§ What this task involves: Reproduce the listing verbatim.

§ Data supplied:
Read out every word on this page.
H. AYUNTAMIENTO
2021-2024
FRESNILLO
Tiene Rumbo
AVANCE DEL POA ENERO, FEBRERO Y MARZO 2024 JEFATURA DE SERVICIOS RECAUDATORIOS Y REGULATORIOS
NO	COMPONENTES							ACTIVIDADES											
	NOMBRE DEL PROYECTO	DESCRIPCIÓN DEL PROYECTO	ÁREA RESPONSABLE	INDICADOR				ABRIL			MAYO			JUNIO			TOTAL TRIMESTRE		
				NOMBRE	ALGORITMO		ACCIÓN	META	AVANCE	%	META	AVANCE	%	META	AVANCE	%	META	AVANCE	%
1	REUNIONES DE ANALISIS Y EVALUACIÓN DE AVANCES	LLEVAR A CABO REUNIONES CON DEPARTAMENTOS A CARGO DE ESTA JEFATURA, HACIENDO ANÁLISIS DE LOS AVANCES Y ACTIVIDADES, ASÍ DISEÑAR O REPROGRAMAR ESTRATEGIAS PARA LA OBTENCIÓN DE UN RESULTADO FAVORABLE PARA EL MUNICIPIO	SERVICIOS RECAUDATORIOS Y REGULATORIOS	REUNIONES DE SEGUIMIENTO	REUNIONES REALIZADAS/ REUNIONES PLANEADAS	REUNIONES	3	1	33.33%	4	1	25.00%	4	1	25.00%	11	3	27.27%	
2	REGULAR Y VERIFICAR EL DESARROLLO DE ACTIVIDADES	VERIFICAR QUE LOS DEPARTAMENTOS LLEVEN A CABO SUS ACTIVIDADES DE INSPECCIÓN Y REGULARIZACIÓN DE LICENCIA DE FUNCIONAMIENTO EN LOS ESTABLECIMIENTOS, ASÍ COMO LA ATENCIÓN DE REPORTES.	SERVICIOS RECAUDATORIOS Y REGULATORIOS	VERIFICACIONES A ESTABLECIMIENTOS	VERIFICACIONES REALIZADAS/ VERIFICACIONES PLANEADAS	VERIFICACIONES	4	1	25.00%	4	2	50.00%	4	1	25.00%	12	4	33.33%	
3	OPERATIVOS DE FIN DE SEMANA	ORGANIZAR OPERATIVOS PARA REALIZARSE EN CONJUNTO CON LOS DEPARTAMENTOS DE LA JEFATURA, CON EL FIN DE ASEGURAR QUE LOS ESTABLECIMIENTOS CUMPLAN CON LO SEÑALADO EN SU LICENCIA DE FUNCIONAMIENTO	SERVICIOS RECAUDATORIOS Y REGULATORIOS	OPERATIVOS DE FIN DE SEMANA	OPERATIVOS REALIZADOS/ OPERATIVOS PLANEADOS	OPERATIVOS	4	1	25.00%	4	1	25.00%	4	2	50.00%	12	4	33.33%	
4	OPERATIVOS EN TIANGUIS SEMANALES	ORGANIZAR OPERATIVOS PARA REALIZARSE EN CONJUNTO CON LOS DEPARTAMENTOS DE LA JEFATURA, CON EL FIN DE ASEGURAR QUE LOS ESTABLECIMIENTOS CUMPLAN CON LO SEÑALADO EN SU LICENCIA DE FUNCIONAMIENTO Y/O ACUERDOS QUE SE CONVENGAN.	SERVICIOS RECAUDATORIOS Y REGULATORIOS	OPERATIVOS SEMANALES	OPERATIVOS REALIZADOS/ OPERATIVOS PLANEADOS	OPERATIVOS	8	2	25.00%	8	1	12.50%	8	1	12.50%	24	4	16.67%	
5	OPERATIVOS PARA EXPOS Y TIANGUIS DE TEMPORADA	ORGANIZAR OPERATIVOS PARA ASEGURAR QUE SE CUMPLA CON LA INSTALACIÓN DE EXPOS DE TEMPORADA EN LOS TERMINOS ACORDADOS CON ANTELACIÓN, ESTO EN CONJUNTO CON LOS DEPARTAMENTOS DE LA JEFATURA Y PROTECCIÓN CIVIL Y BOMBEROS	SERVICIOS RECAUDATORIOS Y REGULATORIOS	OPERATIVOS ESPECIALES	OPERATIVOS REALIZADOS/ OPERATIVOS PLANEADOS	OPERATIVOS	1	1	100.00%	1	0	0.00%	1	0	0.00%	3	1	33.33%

§ Exercise result:
Read out every word on this page.
H. AYUNTAMIENTO
2021-2024
FRESNILLO
Tiene Rumbo
AVANCE DEL POA ENERO, FEBRERO Y MARZO 2024 JEFATURA DE SERVICIOS RECAUDATORIOS Y REGULATORIOS
NO	COMPONENTES							ACTIVIDADES											
	NOMBRE DEL PROYECTO	DESCRIPCIÓN DEL PROYECTO	ÁREA RESPONSABLE	INDICADOR				ABRIL			MAYO			JUNIO			TOTAL TRIMESTRE		
				NOMBRE	ALGORITMO		ACCIÓN	META	AVANCE	%	META	AVANCE	%	META	AVANCE	%	META	AVANCE	%
1	REUNIONES DE ANALISIS Y EVALUACIÓN DE AVANCES	LLEVAR A CABO REUNIONES CON DEPARTAMENTOS A CARGO DE ESTA JEFATURA, HACIENDO ANÁLISIS DE LOS AVANCES Y ACTIVIDADES, ASÍ DISEÑAR O REPROGRAMAR ESTRATEGIAS PARA LA OBTENCIÓN DE UN RESULTADO FAVORABLE PARA EL MUNICIPIO	SERVICIOS RECAUDATORIOS Y REGULATORIOS	REUNIONES DE SEGUIMIENTO	REUNIONES REALIZADAS/ REUNIONES PLANEADAS	REUNIONES	3	1	33.33%	4	1	25.00%	4	1	25.00%	11	3	27.27%	
2	REGULAR Y VERIFICAR EL DESARROLLO DE ACTIVIDADES	VERIFICAR QUE LOS DEPARTAMENTOS LLEVEN A CABO SUS ACTIVIDADES DE INSPECCIÓN Y REGULARIZACIÓN DE LICENCIA DE FUNCIONAMIENTO EN LOS ESTABLECIMIENTOS, ASÍ COMO LA ATENCIÓN DE REPORTES.	SERVICIOS RECAUDATORIOS Y REGULATORIOS	VERIFICACIONES A ESTABLECIMIENTOS	VERIFICACIONES REALIZADAS/ VERIFICACIONES PLANEADAS	VERIFICACIONES	4	1	25.00%	4	2	50.00%	4	1	25.00%	12	4	33.33%	
3	OPERATIVOS DE FIN DE SEMANA	ORGANIZAR OPERATIVOS PARA REALIZARSE EN CONJUNTO CON LOS DEPARTAMENTOS DE LA JEFATURA, CON EL FIN DE ASEGURAR QUE LOS ESTABLECIMIENTOS CUMPLAN CON LO SEÑALADO EN SU LICENCIA DE FUNCIONAMIENTO	SERVICIOS RECAUDATORIOS Y REGULATORIOS	OPERATIVOS DE FIN DE SEMANA	OPERATIVOS REALIZADOS/ OPERATIVOS PLANEADOS	OPERATIVOS	4	1	25.00%	4	1	25.00%	4	2	50.00%	12	4	33.33%	
4	OPERATIVOS EN TIANGUIS SEMANALES	ORGANIZAR OPERATIVOS PARA REALIZARSE EN CONJUNTO CON LOS DEPARTAMENTOS DE LA JEFATURA, CON EL FIN DE ASEGURAR QUE LOS ESTABLECIMIENTOS CUMPLAN CON LO SEÑALADO EN SU LICENCIA DE FUNCIONAMIENTO Y/O ACUERDOS QUE SE CONVENGAN.	SERVICIOS RECAUDATORIOS Y REGULATORIOS	OPERATIVOS SEMANALES	OPERATIVOS REALIZADOS/ OPERATIVOS PLANEADOS	OPERATIVOS	8	2	25.00%	8	1	12.50%	8	1	12.50%	24	4	16.67%	
5	OPERATIVOS PARA EXPOS Y TIANGUIS DE TEMPORADA	ORGANIZAR OPERATIVOS PARA ASEGURAR QUE SE CUMPLA CON LA INSTALACIÓN DE EXPOS DE TEMPORADA EN LOS TERMINOS ACORDADOS CON ANTELACIÓN, ESTO EN CONJUNTO CON LOS DEPARTAMENTOS DE LA JEFATURA Y PROTECCIÓN CIVIL Y BOMBEROS	SERVICIOS RECAUDATORIOS Y REGULATORIOS	OPERATIVOS ESPECIALES	OPERATIVOS REALIZADOS/ OPERATIVOS PLANEADOS	OPERATIVOS	1	1	100.00%	1	0	0.00%	1	0	0.00%	3	1	33.33%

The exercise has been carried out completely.